-- BEGIN --

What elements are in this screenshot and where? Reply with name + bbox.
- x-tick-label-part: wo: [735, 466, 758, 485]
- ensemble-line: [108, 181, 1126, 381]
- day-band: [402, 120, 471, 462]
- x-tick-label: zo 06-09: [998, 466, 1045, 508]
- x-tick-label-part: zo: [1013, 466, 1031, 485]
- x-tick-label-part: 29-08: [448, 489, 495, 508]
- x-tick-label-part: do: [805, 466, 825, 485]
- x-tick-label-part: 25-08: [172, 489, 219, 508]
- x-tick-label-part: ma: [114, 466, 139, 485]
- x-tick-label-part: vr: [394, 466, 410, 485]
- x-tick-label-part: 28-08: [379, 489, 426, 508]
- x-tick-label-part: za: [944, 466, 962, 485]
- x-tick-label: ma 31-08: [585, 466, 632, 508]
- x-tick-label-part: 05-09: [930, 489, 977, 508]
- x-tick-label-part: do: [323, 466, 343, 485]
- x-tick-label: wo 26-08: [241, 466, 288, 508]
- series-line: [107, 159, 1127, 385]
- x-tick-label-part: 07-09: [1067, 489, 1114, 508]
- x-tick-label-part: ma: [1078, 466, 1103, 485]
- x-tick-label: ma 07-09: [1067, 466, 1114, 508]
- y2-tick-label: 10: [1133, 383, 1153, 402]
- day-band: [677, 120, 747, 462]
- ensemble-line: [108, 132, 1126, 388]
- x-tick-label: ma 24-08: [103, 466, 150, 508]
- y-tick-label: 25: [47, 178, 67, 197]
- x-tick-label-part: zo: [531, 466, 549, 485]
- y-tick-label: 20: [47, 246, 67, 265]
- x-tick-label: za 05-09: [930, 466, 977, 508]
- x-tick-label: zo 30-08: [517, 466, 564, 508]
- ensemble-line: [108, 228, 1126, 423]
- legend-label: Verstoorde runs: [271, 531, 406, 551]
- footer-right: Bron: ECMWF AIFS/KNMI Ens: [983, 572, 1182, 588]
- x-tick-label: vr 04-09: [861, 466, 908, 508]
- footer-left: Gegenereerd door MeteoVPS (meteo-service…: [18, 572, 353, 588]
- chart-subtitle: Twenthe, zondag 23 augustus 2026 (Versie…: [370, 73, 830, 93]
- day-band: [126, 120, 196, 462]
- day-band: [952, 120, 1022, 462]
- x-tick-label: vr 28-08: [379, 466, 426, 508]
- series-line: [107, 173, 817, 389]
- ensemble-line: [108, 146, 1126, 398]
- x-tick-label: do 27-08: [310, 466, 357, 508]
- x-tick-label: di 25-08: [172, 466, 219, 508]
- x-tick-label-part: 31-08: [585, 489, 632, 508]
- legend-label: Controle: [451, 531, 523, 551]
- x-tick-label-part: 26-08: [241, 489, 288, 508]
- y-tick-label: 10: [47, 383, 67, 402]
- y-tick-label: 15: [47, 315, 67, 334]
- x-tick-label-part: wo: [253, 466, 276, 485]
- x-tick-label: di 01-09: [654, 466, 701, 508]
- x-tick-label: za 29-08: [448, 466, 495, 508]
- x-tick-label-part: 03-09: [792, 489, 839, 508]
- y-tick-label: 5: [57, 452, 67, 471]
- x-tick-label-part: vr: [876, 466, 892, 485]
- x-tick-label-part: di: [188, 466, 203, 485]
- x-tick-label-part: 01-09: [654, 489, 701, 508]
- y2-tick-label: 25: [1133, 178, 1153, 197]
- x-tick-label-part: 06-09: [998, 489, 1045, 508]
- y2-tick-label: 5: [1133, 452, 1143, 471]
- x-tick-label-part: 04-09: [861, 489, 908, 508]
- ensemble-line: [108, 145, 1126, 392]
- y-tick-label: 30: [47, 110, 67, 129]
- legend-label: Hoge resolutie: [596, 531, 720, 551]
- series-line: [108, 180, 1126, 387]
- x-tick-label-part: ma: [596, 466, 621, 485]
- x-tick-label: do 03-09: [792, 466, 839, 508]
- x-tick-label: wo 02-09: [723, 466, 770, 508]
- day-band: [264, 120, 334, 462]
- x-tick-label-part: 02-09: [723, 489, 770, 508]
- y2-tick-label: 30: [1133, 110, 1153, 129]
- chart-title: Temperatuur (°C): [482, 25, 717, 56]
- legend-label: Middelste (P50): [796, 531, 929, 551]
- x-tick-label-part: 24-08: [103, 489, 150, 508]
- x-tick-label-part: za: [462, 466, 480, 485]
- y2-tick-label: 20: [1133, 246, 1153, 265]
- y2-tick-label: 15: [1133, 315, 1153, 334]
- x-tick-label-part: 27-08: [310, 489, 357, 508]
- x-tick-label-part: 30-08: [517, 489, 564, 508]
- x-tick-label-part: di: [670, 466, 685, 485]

-- END --

### What you need to do
Copy out every entry above word for word, keeping each line and its order unchanged.

### Answer in full
What elements are in this screenshot and where? Reply with name + bbox.
- x-tick-label-part: wo: [735, 466, 758, 485]
- ensemble-line: [108, 181, 1126, 381]
- day-band: [402, 120, 471, 462]
- x-tick-label: zo 06-09: [998, 466, 1045, 508]
- x-tick-label-part: zo: [1013, 466, 1031, 485]
- x-tick-label-part: 29-08: [448, 489, 495, 508]
- x-tick-label-part: do: [805, 466, 825, 485]
- x-tick-label-part: 25-08: [172, 489, 219, 508]
- x-tick-label-part: ma: [114, 466, 139, 485]
- x-tick-label-part: vr: [394, 466, 410, 485]
- x-tick-label-part: 28-08: [379, 489, 426, 508]
- x-tick-label-part: za: [944, 466, 962, 485]
- x-tick-label: ma 31-08: [585, 466, 632, 508]
- x-tick-label-part: 05-09: [930, 489, 977, 508]
- x-tick-label-part: do: [323, 466, 343, 485]
- x-tick-label: wo 26-08: [241, 466, 288, 508]
- series-line: [107, 159, 1127, 385]
- x-tick-label-part: 07-09: [1067, 489, 1114, 508]
- x-tick-label-part: ma: [1078, 466, 1103, 485]
- x-tick-label: ma 07-09: [1067, 466, 1114, 508]
- y2-tick-label: 10: [1133, 383, 1153, 402]
- day-band: [677, 120, 747, 462]
- ensemble-line: [108, 132, 1126, 388]
- x-tick-label: ma 24-08: [103, 466, 150, 508]
- y-tick-label: 25: [47, 178, 67, 197]
- x-tick-label-part: zo: [531, 466, 549, 485]
- y-tick-label: 20: [47, 246, 67, 265]
- x-tick-label: za 05-09: [930, 466, 977, 508]
- x-tick-label: zo 30-08: [517, 466, 564, 508]
- ensemble-line: [108, 228, 1126, 423]
- legend-label: Verstoorde runs: [271, 531, 406, 551]
- footer-right: Bron: ECMWF AIFS/KNMI Ens: [983, 572, 1182, 588]
- x-tick-label: vr 04-09: [861, 466, 908, 508]
- footer-left: Gegenereerd door MeteoVPS (meteo-service…: [18, 572, 353, 588]
- chart-subtitle: Twenthe, zondag 23 augustus 2026 (Versie…: [370, 73, 830, 93]
- day-band: [126, 120, 196, 462]
- day-band: [952, 120, 1022, 462]
- x-tick-label: vr 28-08: [379, 466, 426, 508]
- series-line: [107, 173, 817, 389]
- ensemble-line: [108, 146, 1126, 398]
- x-tick-label: do 27-08: [310, 466, 357, 508]
- x-tick-label: di 25-08: [172, 466, 219, 508]
- x-tick-label-part: 31-08: [585, 489, 632, 508]
- legend-label: Controle: [451, 531, 523, 551]
- x-tick-label-part: 26-08: [241, 489, 288, 508]
- y-tick-label: 10: [47, 383, 67, 402]
- y-tick-label: 15: [47, 315, 67, 334]
- x-tick-label-part: wo: [253, 466, 276, 485]
- x-tick-label: di 01-09: [654, 466, 701, 508]
- x-tick-label: za 29-08: [448, 466, 495, 508]
- x-tick-label-part: 03-09: [792, 489, 839, 508]
- y-tick-label: 5: [57, 452, 67, 471]
- x-tick-label-part: vr: [876, 466, 892, 485]
- x-tick-label-part: di: [188, 466, 203, 485]
- x-tick-label-part: 01-09: [654, 489, 701, 508]
- y2-tick-label: 25: [1133, 178, 1153, 197]
- x-tick-label-part: 06-09: [998, 489, 1045, 508]
- y2-tick-label: 5: [1133, 452, 1143, 471]
- x-tick-label-part: 04-09: [861, 489, 908, 508]
- ensemble-line: [108, 145, 1126, 392]
- y-tick-label: 30: [47, 110, 67, 129]
- legend-label: Hoge resolutie: [596, 531, 720, 551]
- series-line: [108, 180, 1126, 387]
- x-tick-label-part: ma: [596, 466, 621, 485]
- x-tick-label: do 03-09: [792, 466, 839, 508]
- x-tick-label: wo 02-09: [723, 466, 770, 508]
- day-band: [264, 120, 334, 462]
- x-tick-label-part: 02-09: [723, 489, 770, 508]
- y2-tick-label: 30: [1133, 110, 1153, 129]
- chart-title: Temperatuur (°C): [482, 25, 717, 56]
- legend-label: Middelste (P50): [796, 531, 929, 551]
- x-tick-label-part: 24-08: [103, 489, 150, 508]
- x-tick-label-part: za: [462, 466, 480, 485]
- y2-tick-label: 20: [1133, 246, 1153, 265]
- y2-tick-label: 15: [1133, 315, 1153, 334]
- x-tick-label-part: 27-08: [310, 489, 357, 508]
- x-tick-label-part: 30-08: [517, 489, 564, 508]
- x-tick-label-part: di: [670, 466, 685, 485]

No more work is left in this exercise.